[Dataset records]

........

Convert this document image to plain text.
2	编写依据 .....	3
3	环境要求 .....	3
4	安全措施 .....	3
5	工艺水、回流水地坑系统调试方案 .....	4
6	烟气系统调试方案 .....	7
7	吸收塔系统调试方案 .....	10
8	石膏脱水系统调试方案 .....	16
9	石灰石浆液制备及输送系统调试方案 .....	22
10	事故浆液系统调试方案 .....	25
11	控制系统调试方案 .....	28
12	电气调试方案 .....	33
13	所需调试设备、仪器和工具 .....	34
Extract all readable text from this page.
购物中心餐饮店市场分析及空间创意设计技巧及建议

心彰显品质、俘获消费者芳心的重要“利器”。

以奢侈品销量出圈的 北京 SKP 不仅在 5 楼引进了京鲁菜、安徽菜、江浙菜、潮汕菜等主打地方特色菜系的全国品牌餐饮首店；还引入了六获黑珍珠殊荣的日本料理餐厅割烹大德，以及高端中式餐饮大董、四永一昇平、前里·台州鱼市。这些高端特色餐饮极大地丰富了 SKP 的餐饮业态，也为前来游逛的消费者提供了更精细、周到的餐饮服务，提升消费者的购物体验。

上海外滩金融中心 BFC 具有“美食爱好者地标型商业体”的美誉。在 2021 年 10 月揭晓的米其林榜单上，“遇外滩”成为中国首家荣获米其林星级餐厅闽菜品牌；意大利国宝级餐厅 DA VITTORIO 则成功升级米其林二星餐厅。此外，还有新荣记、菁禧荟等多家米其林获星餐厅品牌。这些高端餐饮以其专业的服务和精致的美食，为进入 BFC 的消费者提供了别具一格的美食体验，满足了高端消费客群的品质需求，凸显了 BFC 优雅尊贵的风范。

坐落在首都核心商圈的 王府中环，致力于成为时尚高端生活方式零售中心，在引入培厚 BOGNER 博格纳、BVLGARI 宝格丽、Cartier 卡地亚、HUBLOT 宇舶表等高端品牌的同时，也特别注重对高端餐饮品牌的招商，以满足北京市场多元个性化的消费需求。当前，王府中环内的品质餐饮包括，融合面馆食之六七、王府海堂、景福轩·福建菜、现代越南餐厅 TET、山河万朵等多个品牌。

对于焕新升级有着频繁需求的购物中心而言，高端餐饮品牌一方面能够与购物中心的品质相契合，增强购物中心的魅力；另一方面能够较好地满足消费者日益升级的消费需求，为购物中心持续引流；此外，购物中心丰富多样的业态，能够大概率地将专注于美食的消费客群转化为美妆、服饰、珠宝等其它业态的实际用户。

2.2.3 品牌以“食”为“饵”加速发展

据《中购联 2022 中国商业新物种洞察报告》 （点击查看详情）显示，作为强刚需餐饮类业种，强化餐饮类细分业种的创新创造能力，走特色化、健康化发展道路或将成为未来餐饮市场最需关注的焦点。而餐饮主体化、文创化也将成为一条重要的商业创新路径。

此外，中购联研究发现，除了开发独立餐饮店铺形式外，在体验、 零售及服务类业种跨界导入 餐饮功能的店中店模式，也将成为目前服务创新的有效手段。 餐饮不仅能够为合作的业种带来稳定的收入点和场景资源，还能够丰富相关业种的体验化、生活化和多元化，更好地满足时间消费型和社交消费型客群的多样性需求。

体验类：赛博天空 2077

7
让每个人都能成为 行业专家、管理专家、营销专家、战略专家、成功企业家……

........

→ **Given exercise**
Using the data above, say how many lines include "this". No other reply is needed.

→ **The response**
2